Material »
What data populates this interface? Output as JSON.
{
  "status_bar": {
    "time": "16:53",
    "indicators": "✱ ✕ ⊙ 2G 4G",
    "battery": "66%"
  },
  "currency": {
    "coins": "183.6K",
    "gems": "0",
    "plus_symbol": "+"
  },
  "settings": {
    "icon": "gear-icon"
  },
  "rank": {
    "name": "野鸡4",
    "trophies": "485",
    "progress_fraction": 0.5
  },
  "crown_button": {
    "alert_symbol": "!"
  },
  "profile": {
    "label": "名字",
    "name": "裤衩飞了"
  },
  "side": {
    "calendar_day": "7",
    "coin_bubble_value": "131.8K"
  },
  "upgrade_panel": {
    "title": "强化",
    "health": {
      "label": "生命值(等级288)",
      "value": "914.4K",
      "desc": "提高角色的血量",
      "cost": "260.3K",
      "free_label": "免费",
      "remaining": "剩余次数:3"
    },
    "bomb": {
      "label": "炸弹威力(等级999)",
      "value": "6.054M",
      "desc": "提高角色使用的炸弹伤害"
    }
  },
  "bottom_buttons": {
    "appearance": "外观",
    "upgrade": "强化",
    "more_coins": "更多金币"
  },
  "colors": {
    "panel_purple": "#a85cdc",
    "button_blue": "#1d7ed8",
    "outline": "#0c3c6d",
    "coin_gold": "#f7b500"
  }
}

Written instruction »
Output an exact copy of each record.

Reply »
What data populates this interface? Output as JSON.
{
  "status_bar": {
    "time": "16:53",
    "indicators": "✱ ✕ ⊙ 2G 4G",
    "battery": "66%"
  },
  "currency": {
    "coins": "183.6K",
    "gems": "0",
    "plus_symbol": "+"
  },
  "settings": {
    "icon": "gear-icon"
  },
  "rank": {
    "name": "野鸡4",
    "trophies": "485",
    "progress_fraction": 0.5
  },
  "crown_button": {
    "alert_symbol": "!"
  },
  "profile": {
    "label": "名字",
    "name": "裤衩飞了"
  },
  "side": {
    "calendar_day": "7",
    "coin_bubble_value": "131.8K"
  },
  "upgrade_panel": {
    "title": "强化",
    "health": {
      "label": "生命值(等级288)",
      "value": "914.4K",
      "desc": "提高角色的血量",
      "cost": "260.3K",
      "free_label": "免费",
      "remaining": "剩余次数:3"
    },
    "bomb": {
      "label": "炸弹威力(等级999)",
      "value": "6.054M",
      "desc": "提高角色使用的炸弹伤害"
    }
  },
  "bottom_buttons": {
    "appearance": "外观",
    "upgrade": "强化",
    "more_coins": "更多金币"
  },
  "colors": {
    "panel_purple": "#a85cdc",
    "button_blue": "#1d7ed8",
    "outline": "#0c3c6d",
    "coin_gold": "#f7b500"
  }
}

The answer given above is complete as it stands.